-- SHORT TASK --
Exact repetition is required: output every record in full.

-- MATERIAL FOR THIS TASK --

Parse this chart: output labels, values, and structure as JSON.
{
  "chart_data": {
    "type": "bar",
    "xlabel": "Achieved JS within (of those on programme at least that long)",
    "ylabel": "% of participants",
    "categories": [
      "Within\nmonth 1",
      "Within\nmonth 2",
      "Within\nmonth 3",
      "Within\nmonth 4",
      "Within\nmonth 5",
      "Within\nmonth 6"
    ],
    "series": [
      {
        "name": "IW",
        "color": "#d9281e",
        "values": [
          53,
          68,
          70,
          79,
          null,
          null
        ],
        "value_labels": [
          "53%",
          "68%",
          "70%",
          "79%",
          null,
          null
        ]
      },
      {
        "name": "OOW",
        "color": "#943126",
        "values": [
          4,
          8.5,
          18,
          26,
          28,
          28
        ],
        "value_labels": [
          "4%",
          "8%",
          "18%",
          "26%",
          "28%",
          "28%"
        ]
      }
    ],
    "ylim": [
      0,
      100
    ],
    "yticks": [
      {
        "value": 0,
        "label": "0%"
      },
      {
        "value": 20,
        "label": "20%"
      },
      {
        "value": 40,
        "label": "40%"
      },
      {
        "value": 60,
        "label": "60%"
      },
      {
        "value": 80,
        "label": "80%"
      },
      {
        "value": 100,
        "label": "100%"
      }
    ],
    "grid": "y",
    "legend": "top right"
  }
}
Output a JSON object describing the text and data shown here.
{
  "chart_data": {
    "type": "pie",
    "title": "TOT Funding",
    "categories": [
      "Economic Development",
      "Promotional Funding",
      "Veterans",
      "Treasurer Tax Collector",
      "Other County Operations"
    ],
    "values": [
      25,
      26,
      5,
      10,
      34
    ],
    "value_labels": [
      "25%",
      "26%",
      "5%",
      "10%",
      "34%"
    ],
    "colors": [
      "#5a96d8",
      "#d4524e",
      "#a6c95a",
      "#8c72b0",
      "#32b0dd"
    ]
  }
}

-- WRITTEN ANSWER --
Parse this chart: output labels, values, and structure as JSON.
{
  "chart_data": {
    "type": "bar",
    "xlabel": "Achieved JS within (of those on programme at least that long)",
    "ylabel": "% of participants",
    "categories": [
      "Within\nmonth 1",
      "Within\nmonth 2",
      "Within\nmonth 3",
      "Within\nmonth 4",
      "Within\nmonth 5",
      "Within\nmonth 6"
    ],
    "series": [
      {
        "name": "IW",
        "color": "#d9281e",
        "values": [
          53,
          68,
          70,
          79,
          null,
          null
        ],
        "value_labels": [
          "53%",
          "68%",
          "70%",
          "79%",
          null,
          null
        ]
      },
      {
        "name": "OOW",
        "color": "#943126",
        "values": [
          4,
          8.5,
          18,
          26,
          28,
          28
        ],
        "value_labels": [
          "4%",
          "8%",
          "18%",
          "26%",
          "28%",
          "28%"
        ]
      }
    ],
    "ylim": [
      0,
      100
    ],
    "yticks": [
      {
        "value": 0,
        "label": "0%"
      },
      {
        "value": 20,
        "label": "20%"
      },
      {
        "value": 40,
        "label": "40%"
      },
      {
        "value": 60,
        "label": "60%"
      },
      {
        "value": 80,
        "label": "80%"
      },
      {
        "value": 100,
        "label": "100%"
      }
    ],
    "grid": "y",
    "legend": "top right"
  }
}
Output a JSON object describing the text and data shown here.
{
  "chart_data": {
    "type": "pie",
    "title": "TOT Funding",
    "categories": [
      "Economic Development",
      "Promotional Funding",
      "Veterans",
      "Treasurer Tax Collector",
      "Other County Operations"
    ],
    "values": [
      25,
      26,
      5,
      10,
      34
    ],
    "value_labels": [
      "25%",
      "26%",
      "5%",
      "10%",
      "34%"
    ],
    "colors": [
      "#5a96d8",
      "#d4524e",
      "#a6c95a",
      "#8c72b0",
      "#32b0dd"
    ]
  }
}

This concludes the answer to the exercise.